(Entries with figure data)
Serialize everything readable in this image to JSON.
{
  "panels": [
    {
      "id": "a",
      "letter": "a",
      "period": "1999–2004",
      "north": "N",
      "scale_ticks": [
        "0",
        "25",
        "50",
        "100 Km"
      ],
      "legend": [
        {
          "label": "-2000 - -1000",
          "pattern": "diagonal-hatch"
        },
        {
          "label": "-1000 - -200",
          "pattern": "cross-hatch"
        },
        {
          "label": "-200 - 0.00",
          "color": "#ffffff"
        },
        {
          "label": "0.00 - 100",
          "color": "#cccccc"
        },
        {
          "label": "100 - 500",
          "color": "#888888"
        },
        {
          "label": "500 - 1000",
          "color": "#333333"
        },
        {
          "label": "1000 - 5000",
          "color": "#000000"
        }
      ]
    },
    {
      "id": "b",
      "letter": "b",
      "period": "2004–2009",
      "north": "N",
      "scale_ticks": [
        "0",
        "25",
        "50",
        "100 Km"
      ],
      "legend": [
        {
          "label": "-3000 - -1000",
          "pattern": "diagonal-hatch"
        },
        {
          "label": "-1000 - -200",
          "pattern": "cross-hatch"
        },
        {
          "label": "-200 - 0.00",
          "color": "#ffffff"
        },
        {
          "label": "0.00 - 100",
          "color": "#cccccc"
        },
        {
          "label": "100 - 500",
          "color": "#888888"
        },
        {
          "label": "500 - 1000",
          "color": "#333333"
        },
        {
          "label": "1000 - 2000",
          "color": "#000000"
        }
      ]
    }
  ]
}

**Aim of the task**
Your task is to return the full listing exactly as it was given.

**The answer**
Serialize everything readable in this image to JSON.
{
  "panels": [
    {
      "id": "a",
      "letter": "a",
      "period": "1999–2004",
      "north": "N",
      "scale_ticks": [
        "0",
        "25",
        "50",
        "100 Km"
      ],
      "legend": [
        {
          "label": "-2000 - -1000",
          "pattern": "diagonal-hatch"
        },
        {
          "label": "-1000 - -200",
          "pattern": "cross-hatch"
        },
        {
          "label": "-200 - 0.00",
          "color": "#ffffff"
        },
        {
          "label": "0.00 - 100",
          "color": "#cccccc"
        },
        {
          "label": "100 - 500",
          "color": "#888888"
        },
        {
          "label": "500 - 1000",
          "color": "#333333"
        },
        {
          "label": "1000 - 5000",
          "color": "#000000"
        }
      ]
    },
    {
      "id": "b",
      "letter": "b",
      "period": "2004–2009",
      "north": "N",
      "scale_ticks": [
        "0",
        "25",
        "50",
        "100 Km"
      ],
      "legend": [
        {
          "label": "-3000 - -1000",
          "pattern": "diagonal-hatch"
        },
        {
          "label": "-1000 - -200",
          "pattern": "cross-hatch"
        },
        {
          "label": "-200 - 0.00",
          "color": "#ffffff"
        },
        {
          "label": "0.00 - 100",
          "color": "#cccccc"
        },
        {
          "label": "100 - 500",
          "color": "#888888"
        },
        {
          "label": "500 - 1000",
          "color": "#333333"
        },
        {
          "label": "1000 - 2000",
          "color": "#000000"
        }
      ]
    }
  ]
}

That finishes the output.